Given task – Each line below must be set down exactly; omit any image you find.

——

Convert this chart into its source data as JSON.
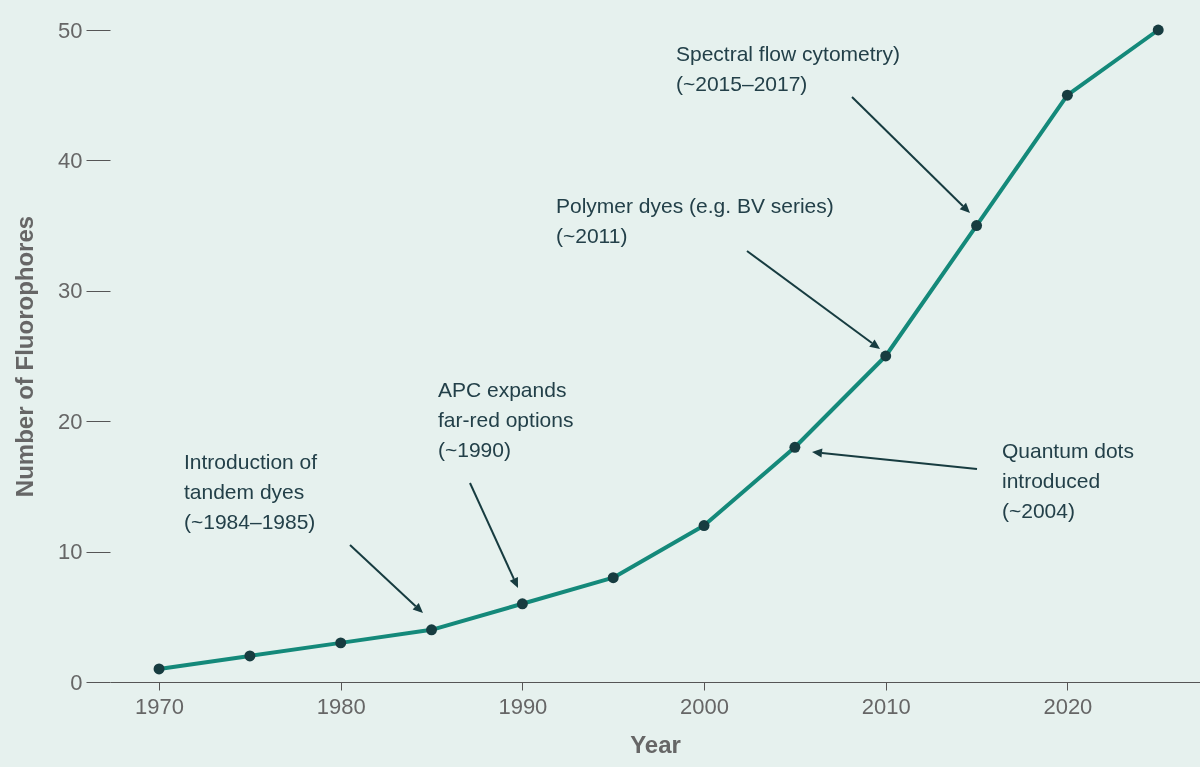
{
  "chart_data": {
    "type": "line",
    "xlabel": "Year",
    "ylabel": "Number of Fluorophores",
    "x": [
      1970,
      1975,
      1980,
      1985,
      1990,
      1995,
      2000,
      2005,
      2010,
      2015,
      2020,
      2025
    ],
    "series": [
      {
        "color": "#14897a",
        "values": [
          1,
          2,
          3,
          4,
          6,
          8,
          12,
          18,
          25,
          35,
          45,
          50
        ]
      }
    ],
    "xlim": [
      1967.3,
      2027.3
    ],
    "xticks": [
      {
        "value": 1970,
        "label": "1970"
      },
      {
        "value": 1980,
        "label": "1980"
      },
      {
        "value": 1990,
        "label": "1990"
      },
      {
        "value": 2000,
        "label": "2000"
      },
      {
        "value": 2010,
        "label": "2010"
      },
      {
        "value": 2020,
        "label": "2020"
      }
    ],
    "ylim": [
      0,
      50
    ],
    "yticks": [
      0,
      10,
      20,
      30,
      40,
      50
    ],
    "grid": false,
    "marker": "circle",
    "line_style": "solid",
    "annotations": [
      "Introduction of\ntandem dyes\n(~1984–1985)",
      "APC expands\nfar-red options\n(~1990)",
      "Quantum dots\nintroduced\n(~2004)",
      "Polymer dyes (e.g. BV series)\n(~2011)",
      "Spectral flow cytometry)\n(~2015–2017)"
    ]
  }
}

——

Right answer –
Convert this chart into its source data as JSON.
{
  "chart_data": {
    "type": "line",
    "xlabel": "Year",
    "ylabel": "Number of Fluorophores",
    "x": [
      1970,
      1975,
      1980,
      1985,
      1990,
      1995,
      2000,
      2005,
      2010,
      2015,
      2020,
      2025
    ],
    "series": [
      {
        "color": "#14897a",
        "values": [
          1,
          2,
          3,
          4,
          6,
          8,
          12,
          18,
          25,
          35,
          45,
          50
        ]
      }
    ],
    "xlim": [
      1967.3,
      2027.3
    ],
    "xticks": [
      {
        "value": 1970,
        "label": "1970"
      },
      {
        "value": 1980,
        "label": "1980"
      },
      {
        "value": 1990,
        "label": "1990"
      },
      {
        "value": 2000,
        "label": "2000"
      },
      {
        "value": 2010,
        "label": "2010"
      },
      {
        "value": 2020,
        "label": "2020"
      }
    ],
    "ylim": [
      0,
      50
    ],
    "yticks": [
      0,
      10,
      20,
      30,
      40,
      50
    ],
    "grid": false,
    "marker": "circle",
    "line_style": "solid",
    "annotations": [
      "Introduction of\ntandem dyes\n(~1984–1985)",
      "APC expands\nfar-red options\n(~1990)",
      "Quantum dots\nintroduced\n(~2004)",
      "Polymer dyes (e.g. BV series)\n(~2011)",
      "Spectral flow cytometry)\n(~2015–2017)"
    ]
  }
}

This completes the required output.